Task to complete: Answer with nothing except the number of lines that contain the word "photo".

Data listing:
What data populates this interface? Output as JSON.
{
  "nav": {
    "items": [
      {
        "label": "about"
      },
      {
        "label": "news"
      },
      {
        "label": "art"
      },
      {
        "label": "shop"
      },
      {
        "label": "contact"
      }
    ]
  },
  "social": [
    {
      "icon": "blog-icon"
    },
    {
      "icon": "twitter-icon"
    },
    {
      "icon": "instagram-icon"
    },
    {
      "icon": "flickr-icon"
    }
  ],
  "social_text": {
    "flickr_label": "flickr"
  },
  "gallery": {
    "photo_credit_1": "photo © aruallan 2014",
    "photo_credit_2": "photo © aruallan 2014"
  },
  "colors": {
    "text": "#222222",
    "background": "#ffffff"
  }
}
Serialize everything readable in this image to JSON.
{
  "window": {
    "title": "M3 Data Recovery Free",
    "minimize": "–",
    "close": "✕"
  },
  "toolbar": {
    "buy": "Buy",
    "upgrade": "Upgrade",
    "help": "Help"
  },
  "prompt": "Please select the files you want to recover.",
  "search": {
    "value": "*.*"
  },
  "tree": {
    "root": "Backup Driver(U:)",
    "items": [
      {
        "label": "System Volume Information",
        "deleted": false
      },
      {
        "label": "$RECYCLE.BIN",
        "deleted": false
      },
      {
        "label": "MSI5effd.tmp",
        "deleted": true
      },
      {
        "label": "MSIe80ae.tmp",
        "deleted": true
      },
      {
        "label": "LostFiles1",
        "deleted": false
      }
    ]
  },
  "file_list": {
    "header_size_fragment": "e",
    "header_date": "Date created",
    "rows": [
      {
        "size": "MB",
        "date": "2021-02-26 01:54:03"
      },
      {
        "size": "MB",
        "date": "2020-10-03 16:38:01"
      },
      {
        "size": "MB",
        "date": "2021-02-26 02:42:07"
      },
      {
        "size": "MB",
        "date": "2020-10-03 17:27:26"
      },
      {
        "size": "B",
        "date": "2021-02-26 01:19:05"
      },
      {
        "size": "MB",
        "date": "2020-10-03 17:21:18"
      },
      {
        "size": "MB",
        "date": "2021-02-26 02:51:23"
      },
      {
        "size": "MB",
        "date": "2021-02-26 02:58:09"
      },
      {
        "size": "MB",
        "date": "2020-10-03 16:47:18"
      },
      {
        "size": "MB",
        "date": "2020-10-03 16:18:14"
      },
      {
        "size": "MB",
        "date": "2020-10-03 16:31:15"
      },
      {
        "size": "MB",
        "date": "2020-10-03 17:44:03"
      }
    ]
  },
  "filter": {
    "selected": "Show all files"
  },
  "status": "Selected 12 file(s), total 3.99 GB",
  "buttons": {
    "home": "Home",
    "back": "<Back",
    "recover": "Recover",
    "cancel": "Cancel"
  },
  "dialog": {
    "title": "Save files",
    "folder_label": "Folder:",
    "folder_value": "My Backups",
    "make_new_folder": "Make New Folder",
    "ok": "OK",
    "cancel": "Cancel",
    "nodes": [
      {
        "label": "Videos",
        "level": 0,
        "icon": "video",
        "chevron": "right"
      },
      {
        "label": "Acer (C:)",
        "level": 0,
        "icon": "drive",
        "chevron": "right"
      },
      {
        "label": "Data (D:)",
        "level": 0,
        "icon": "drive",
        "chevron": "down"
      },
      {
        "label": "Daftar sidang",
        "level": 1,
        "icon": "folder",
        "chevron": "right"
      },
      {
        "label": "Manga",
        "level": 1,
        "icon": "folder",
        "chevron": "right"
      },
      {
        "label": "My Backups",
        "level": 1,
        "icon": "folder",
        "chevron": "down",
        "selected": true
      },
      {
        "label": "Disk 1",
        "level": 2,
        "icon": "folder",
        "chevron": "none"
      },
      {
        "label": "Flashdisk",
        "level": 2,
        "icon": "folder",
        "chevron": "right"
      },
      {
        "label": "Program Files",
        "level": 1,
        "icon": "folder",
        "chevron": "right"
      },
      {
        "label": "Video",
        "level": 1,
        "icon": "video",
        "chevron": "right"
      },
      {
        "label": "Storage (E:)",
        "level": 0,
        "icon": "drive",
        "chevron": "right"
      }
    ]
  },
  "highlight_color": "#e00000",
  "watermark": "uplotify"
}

The output: 2